(Records contained in a dataset)
———
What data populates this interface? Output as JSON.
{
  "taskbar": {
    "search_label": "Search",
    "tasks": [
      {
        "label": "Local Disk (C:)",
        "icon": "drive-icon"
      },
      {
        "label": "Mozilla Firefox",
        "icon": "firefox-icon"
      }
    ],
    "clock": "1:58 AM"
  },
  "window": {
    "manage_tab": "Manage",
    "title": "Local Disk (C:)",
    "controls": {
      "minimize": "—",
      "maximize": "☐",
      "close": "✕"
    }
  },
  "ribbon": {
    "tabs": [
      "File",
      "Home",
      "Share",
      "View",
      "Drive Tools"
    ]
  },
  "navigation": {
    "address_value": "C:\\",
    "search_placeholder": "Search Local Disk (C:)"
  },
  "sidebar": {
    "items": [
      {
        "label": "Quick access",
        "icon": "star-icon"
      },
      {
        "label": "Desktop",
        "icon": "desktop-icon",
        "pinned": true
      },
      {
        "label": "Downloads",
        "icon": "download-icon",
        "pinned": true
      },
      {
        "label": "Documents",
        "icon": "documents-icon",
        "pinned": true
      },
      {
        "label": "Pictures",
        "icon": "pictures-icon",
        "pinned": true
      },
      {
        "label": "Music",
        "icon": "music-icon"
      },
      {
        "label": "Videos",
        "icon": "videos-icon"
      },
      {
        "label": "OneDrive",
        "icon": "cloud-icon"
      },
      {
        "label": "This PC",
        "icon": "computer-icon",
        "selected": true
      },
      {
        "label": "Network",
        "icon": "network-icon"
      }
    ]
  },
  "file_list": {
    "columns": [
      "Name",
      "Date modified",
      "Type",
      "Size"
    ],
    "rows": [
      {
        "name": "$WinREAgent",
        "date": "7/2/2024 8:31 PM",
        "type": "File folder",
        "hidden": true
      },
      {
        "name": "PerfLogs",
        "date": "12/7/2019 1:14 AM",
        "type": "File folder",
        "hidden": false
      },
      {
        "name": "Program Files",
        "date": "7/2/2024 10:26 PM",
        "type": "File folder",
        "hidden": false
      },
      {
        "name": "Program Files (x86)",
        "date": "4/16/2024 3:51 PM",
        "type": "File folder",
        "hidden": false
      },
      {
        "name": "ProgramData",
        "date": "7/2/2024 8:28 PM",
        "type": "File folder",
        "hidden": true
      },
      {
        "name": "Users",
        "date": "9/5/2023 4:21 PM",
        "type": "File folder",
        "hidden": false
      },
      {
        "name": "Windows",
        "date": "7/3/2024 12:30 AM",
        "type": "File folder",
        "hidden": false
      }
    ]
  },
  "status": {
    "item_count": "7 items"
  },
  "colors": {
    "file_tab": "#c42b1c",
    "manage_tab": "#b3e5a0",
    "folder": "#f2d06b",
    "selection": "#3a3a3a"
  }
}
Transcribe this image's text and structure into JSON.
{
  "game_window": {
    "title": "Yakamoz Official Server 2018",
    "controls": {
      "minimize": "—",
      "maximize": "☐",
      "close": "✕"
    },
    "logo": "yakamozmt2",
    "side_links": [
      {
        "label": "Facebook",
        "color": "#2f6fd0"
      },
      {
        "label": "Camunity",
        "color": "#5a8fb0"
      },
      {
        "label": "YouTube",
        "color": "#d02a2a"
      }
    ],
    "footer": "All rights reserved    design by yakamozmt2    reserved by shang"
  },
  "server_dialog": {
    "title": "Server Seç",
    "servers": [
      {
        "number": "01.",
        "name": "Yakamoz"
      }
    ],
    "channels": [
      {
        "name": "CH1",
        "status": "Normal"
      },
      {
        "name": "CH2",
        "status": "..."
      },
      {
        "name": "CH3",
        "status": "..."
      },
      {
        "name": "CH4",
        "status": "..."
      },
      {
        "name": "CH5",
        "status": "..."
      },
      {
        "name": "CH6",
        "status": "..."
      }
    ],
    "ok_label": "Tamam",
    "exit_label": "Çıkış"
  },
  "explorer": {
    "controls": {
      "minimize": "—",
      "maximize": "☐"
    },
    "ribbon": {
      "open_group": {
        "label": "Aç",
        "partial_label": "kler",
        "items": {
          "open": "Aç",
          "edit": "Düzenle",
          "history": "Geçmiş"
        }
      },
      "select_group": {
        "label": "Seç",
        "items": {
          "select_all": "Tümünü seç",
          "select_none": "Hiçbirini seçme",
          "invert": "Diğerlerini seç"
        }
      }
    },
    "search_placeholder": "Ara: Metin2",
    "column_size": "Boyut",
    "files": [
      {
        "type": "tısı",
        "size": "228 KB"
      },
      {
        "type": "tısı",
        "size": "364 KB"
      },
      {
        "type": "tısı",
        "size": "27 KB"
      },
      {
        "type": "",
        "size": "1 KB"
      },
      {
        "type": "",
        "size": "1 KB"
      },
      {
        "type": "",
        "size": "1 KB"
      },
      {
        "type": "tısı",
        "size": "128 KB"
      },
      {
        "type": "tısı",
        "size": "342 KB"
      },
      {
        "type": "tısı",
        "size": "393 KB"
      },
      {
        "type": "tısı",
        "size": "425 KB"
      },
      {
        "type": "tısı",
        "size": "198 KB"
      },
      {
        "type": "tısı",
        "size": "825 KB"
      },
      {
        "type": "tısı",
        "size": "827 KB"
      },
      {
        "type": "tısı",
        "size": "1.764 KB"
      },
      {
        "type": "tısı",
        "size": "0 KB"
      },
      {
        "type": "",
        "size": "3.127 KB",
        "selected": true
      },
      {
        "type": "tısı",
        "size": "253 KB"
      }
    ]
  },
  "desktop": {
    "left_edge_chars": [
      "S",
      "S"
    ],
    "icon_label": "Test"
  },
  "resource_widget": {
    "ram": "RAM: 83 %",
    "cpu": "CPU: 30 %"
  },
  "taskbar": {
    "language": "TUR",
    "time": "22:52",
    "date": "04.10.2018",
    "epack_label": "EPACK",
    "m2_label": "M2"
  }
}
———
All of the entries above must be quoted exactly.

What data populates this interface? Output as JSON.
{
  "taskbar": {
    "search_label": "Search",
    "tasks": [
      {
        "label": "Local Disk (C:)",
        "icon": "drive-icon"
      },
      {
        "label": "Mozilla Firefox",
        "icon": "firefox-icon"
      }
    ],
    "clock": "1:58 AM"
  },
  "window": {
    "manage_tab": "Manage",
    "title": "Local Disk (C:)",
    "controls": {
      "minimize": "—",
      "maximize": "☐",
      "close": "✕"
    }
  },
  "ribbon": {
    "tabs": [
      "File",
      "Home",
      "Share",
      "View",
      "Drive Tools"
    ]
  },
  "navigation": {
    "address_value": "C:\\",
    "search_placeholder": "Search Local Disk (C:)"
  },
  "sidebar": {
    "items": [
      {
        "label": "Quick access",
        "icon": "star-icon"
      },
      {
        "label": "Desktop",
        "icon": "desktop-icon",
        "pinned": true
      },
      {
        "label": "Downloads",
        "icon": "download-icon",
        "pinned": true
      },
      {
        "label": "Documents",
        "icon": "documents-icon",
        "pinned": true
      },
      {
        "label": "Pictures",
        "icon": "pictures-icon",
        "pinned": true
      },
      {
        "label": "Music",
        "icon": "music-icon"
      },
      {
        "label": "Videos",
        "icon": "videos-icon"
      },
      {
        "label": "OneDrive",
        "icon": "cloud-icon"
      },
      {
        "label": "This PC",
        "icon": "computer-icon",
        "selected": true
      },
      {
        "label": "Network",
        "icon": "network-icon"
      }
    ]
  },
  "file_list": {
    "columns": [
      "Name",
      "Date modified",
      "Type",
      "Size"
    ],
    "rows": [
      {
        "name": "$WinREAgent",
        "date": "7/2/2024 8:31 PM",
        "type": "File folder",
        "hidden": true
      },
      {
        "name": "PerfLogs",
        "date": "12/7/2019 1:14 AM",
        "type": "File folder",
        "hidden": false
      },
      {
        "name": "Program Files",
        "date": "7/2/2024 10:26 PM",
        "type": "File folder",
        "hidden": false
      },
      {
        "name": "Program Files (x86)",
        "date": "4/16/2024 3:51 PM",
        "type": "File folder",
        "hidden": false
      },
      {
        "name": "ProgramData",
        "date": "7/2/2024 8:28 PM",
        "type": "File folder",
        "hidden": true
      },
      {
        "name": "Users",
        "date": "9/5/2023 4:21 PM",
        "type": "File folder",
        "hidden": false
      },
      {
        "name": "Windows",
        "date": "7/3/2024 12:30 AM",
        "type": "File folder",
        "hidden": false
      }
    ]
  },
  "status": {
    "item_count": "7 items"
  },
  "colors": {
    "file_tab": "#c42b1c",
    "manage_tab": "#b3e5a0",
    "folder": "#f2d06b",
    "selection": "#3a3a3a"
  }
}
Transcribe this image's text and structure into JSON.
{
  "game_window": {
    "title": "Yakamoz Official Server 2018",
    "controls": {
      "minimize": "—",
      "maximize": "☐",
      "close": "✕"
    },
    "logo": "yakamozmt2",
    "side_links": [
      {
        "label": "Facebook",
        "color": "#2f6fd0"
      },
      {
        "label": "Camunity",
        "color": "#5a8fb0"
      },
      {
        "label": "YouTube",
        "color": "#d02a2a"
      }
    ],
    "footer": "All rights reserved    design by yakamozmt2    reserved by shang"
  },
  "server_dialog": {
    "title": "Server Seç",
    "servers": [
      {
        "number": "01.",
        "name": "Yakamoz"
      }
    ],
    "channels": [
      {
        "name": "CH1",
        "status": "Normal"
      },
      {
        "name": "CH2",
        "status": "..."
      },
      {
        "name": "CH3",
        "status": "..."
      },
      {
        "name": "CH4",
        "status": "..."
      },
      {
        "name": "CH5",
        "status": "..."
      },
      {
        "name": "CH6",
        "status": "..."
      }
    ],
    "ok_label": "Tamam",
    "exit_label": "Çıkış"
  },
  "explorer": {
    "controls": {
      "minimize": "—",
      "maximize": "☐"
    },
    "ribbon": {
      "open_group": {
        "label": "Aç",
        "partial_label": "kler",
        "items": {
          "open": "Aç",
          "edit": "Düzenle",
          "history": "Geçmiş"
        }
      },
      "select_group": {
        "label": "Seç",
        "items": {
          "select_all": "Tümünü seç",
          "select_none": "Hiçbirini seçme",
          "invert": "Diğerlerini seç"
        }
      }
    },
    "search_placeholder": "Ara: Metin2",
    "column_size": "Boyut",
    "files": [
      {
        "type": "tısı",
        "size": "228 KB"
      },
      {
        "type": "tısı",
        "size": "364 KB"
      },
      {
        "type": "tısı",
        "size": "27 KB"
      },
      {
        "type": "",
        "size": "1 KB"
      },
      {
        "type": "",
        "size": "1 KB"
      },
      {
        "type": "",
        "size": "1 KB"
      },
      {
        "type": "tısı",
        "size": "128 KB"
      },
      {
        "type": "tısı",
        "size": "342 KB"
      },
      {
        "type": "tısı",
        "size": "393 KB"
      },
      {
        "type": "tısı",
        "size": "425 KB"
      },
      {
        "type": "tısı",
        "size": "198 KB"
      },
      {
        "type": "tısı",
        "size": "825 KB"
      },
      {
        "type": "tısı",
        "size": "827 KB"
      },
      {
        "type": "tısı",
        "size": "1.764 KB"
      },
      {
        "type": "tısı",
        "size": "0 KB"
      },
      {
        "type": "",
        "size": "3.127 KB",
        "selected": true
      },
      {
        "type": "tısı",
        "size": "253 KB"
      }
    ]
  },
  "desktop": {
    "left_edge_chars": [
      "S",
      "S"
    ],
    "icon_label": "Test"
  },
  "resource_widget": {
    "ram": "RAM: 83 %",
    "cpu": "CPU: 30 %"
  },
  "taskbar": {
    "language": "TUR",
    "time": "22:52",
    "date": "04.10.2018",
    "epack_label": "EPACK",
    "m2_label": "M2"
  }
}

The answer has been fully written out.